Copy every record below exactly as written, but leave out the pictures.
<<<<
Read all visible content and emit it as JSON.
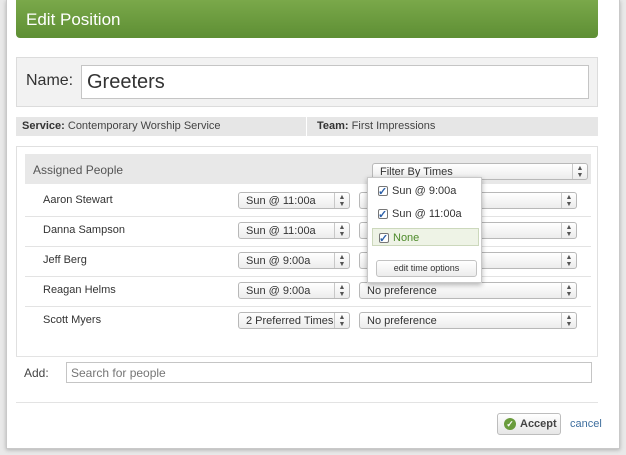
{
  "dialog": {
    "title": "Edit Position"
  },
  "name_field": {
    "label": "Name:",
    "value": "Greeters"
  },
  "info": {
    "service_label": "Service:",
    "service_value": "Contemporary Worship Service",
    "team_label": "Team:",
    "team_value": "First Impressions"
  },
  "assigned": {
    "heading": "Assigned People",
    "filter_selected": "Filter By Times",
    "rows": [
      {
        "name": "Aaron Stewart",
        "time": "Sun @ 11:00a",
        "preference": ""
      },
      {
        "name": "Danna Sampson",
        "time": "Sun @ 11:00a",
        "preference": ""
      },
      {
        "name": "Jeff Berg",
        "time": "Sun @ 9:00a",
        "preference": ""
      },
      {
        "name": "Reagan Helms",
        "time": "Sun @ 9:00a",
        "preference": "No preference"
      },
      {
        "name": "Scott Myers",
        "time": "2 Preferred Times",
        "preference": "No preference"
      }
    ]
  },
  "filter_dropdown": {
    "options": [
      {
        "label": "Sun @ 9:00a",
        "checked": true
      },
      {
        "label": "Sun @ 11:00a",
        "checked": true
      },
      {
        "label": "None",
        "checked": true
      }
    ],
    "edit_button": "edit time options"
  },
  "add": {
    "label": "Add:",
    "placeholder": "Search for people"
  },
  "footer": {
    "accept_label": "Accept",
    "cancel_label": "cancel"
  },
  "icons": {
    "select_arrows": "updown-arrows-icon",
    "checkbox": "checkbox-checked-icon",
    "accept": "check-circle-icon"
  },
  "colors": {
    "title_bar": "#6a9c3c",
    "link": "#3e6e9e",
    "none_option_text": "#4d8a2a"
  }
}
>>>>
Answer for the task »
Read all visible content and emit it as JSON.
{
  "dialog": {
    "title": "Edit Position"
  },
  "name_field": {
    "label": "Name:",
    "value": "Greeters"
  },
  "info": {
    "service_label": "Service:",
    "service_value": "Contemporary Worship Service",
    "team_label": "Team:",
    "team_value": "First Impressions"
  },
  "assigned": {
    "heading": "Assigned People",
    "filter_selected": "Filter By Times",
    "rows": [
      {
        "name": "Aaron Stewart",
        "time": "Sun @ 11:00a",
        "preference": ""
      },
      {
        "name": "Danna Sampson",
        "time": "Sun @ 11:00a",
        "preference": ""
      },
      {
        "name": "Jeff Berg",
        "time": "Sun @ 9:00a",
        "preference": ""
      },
      {
        "name": "Reagan Helms",
        "time": "Sun @ 9:00a",
        "preference": "No preference"
      },
      {
        "name": "Scott Myers",
        "time": "2 Preferred Times",
        "preference": "No preference"
      }
    ]
  },
  "filter_dropdown": {
    "options": [
      {
        "label": "Sun @ 9:00a",
        "checked": true
      },
      {
        "label": "Sun @ 11:00a",
        "checked": true
      },
      {
        "label": "None",
        "checked": true
      }
    ],
    "edit_button": "edit time options"
  },
  "add": {
    "label": "Add:",
    "placeholder": "Search for people"
  },
  "footer": {
    "accept_label": "Accept",
    "cancel_label": "cancel"
  },
  "icons": {
    "select_arrows": "updown-arrows-icon",
    "checkbox": "checkbox-checked-icon",
    "accept": "check-circle-icon"
  },
  "colors": {
    "title_bar": "#6a9c3c",
    "link": "#3e6e9e",
    "none_option_text": "#4d8a2a"
  }
}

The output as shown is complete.